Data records
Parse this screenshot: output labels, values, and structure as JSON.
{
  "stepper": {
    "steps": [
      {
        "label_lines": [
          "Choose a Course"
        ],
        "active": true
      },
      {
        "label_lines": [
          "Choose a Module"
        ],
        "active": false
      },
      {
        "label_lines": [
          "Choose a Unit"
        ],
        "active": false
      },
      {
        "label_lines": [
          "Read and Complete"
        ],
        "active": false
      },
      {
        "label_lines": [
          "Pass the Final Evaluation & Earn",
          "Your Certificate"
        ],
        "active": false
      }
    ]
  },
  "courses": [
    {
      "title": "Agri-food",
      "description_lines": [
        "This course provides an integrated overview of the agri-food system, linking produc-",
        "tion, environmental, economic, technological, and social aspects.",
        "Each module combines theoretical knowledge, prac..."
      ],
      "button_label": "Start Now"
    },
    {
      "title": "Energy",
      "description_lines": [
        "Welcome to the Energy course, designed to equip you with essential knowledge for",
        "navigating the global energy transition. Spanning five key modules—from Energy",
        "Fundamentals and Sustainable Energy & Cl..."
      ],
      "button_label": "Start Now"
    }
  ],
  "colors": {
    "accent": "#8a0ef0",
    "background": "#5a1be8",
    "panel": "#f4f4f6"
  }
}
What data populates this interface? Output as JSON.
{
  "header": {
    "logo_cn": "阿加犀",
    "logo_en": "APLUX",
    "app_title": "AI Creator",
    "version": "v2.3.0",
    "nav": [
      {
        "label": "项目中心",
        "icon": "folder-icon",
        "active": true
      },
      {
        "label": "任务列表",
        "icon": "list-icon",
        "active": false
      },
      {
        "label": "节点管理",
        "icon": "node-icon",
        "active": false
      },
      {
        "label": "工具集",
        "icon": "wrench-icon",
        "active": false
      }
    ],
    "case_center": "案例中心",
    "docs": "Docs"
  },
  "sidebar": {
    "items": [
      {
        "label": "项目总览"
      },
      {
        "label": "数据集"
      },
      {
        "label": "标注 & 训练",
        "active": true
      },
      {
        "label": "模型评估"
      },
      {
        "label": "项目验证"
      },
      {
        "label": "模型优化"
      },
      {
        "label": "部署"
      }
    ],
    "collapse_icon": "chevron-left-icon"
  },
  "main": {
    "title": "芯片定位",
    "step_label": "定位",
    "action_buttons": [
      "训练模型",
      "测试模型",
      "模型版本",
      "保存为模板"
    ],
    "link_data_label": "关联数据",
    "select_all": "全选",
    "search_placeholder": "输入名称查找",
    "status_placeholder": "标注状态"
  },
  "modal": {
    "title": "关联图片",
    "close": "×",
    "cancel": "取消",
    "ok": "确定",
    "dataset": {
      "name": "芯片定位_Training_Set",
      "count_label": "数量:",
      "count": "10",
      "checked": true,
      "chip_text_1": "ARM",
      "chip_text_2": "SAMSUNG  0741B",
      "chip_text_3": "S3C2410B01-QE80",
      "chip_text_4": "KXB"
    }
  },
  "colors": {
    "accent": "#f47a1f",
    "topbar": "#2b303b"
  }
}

WHAT THE TASK REQUIRES: Reproduce each entry exactly, leaving out nothing.

CORRECT ANSWER:
Parse this screenshot: output labels, values, and structure as JSON.
{
  "stepper": {
    "steps": [
      {
        "label_lines": [
          "Choose a Course"
        ],
        "active": true
      },
      {
        "label_lines": [
          "Choose a Module"
        ],
        "active": false
      },
      {
        "label_lines": [
          "Choose a Unit"
        ],
        "active": false
      },
      {
        "label_lines": [
          "Read and Complete"
        ],
        "active": false
      },
      {
        "label_lines": [
          "Pass the Final Evaluation & Earn",
          "Your Certificate"
        ],
        "active": false
      }
    ]
  },
  "courses": [
    {
      "title": "Agri-food",
      "description_lines": [
        "This course provides an integrated overview of the agri-food system, linking produc-",
        "tion, environmental, economic, technological, and social aspects.",
        "Each module combines theoretical knowledge, prac..."
      ],
      "button_label": "Start Now"
    },
    {
      "title": "Energy",
      "description_lines": [
        "Welcome to the Energy course, designed to equip you with essential knowledge for",
        "navigating the global energy transition. Spanning five key modules—from Energy",
        "Fundamentals and Sustainable Energy & Cl..."
      ],
      "button_label": "Start Now"
    }
  ],
  "colors": {
    "accent": "#8a0ef0",
    "background": "#5a1be8",
    "panel": "#f4f4f6"
  }
}
What data populates this interface? Output as JSON.
{
  "header": {
    "logo_cn": "阿加犀",
    "logo_en": "APLUX",
    "app_title": "AI Creator",
    "version": "v2.3.0",
    "nav": [
      {
        "label": "项目中心",
        "icon": "folder-icon",
        "active": true
      },
      {
        "label": "任务列表",
        "icon": "list-icon",
        "active": false
      },
      {
        "label": "节点管理",
        "icon": "node-icon",
        "active": false
      },
      {
        "label": "工具集",
        "icon": "wrench-icon",
        "active": false
      }
    ],
    "case_center": "案例中心",
    "docs": "Docs"
  },
  "sidebar": {
    "items": [
      {
        "label": "项目总览"
      },
      {
        "label": "数据集"
      },
      {
        "label": "标注 & 训练",
        "active": true
      },
      {
        "label": "模型评估"
      },
      {
        "label": "项目验证"
      },
      {
        "label": "模型优化"
      },
      {
        "label": "部署"
      }
    ],
    "collapse_icon": "chevron-left-icon"
  },
  "main": {
    "title": "芯片定位",
    "step_label": "定位",
    "action_buttons": [
      "训练模型",
      "测试模型",
      "模型版本",
      "保存为模板"
    ],
    "link_data_label": "关联数据",
    "select_all": "全选",
    "search_placeholder": "输入名称查找",
    "status_placeholder": "标注状态"
  },
  "modal": {
    "title": "关联图片",
    "close": "×",
    "cancel": "取消",
    "ok": "确定",
    "dataset": {
      "name": "芯片定位_Training_Set",
      "count_label": "数量:",
      "count": "10",
      "checked": true,
      "chip_text_1": "ARM",
      "chip_text_2": "SAMSUNG  0741B",
      "chip_text_3": "S3C2410B01-QE80",
      "chip_text_4": "KXB"
    }
  },
  "colors": {
    "accent": "#f47a1f",
    "topbar": "#2b303b"
  }
}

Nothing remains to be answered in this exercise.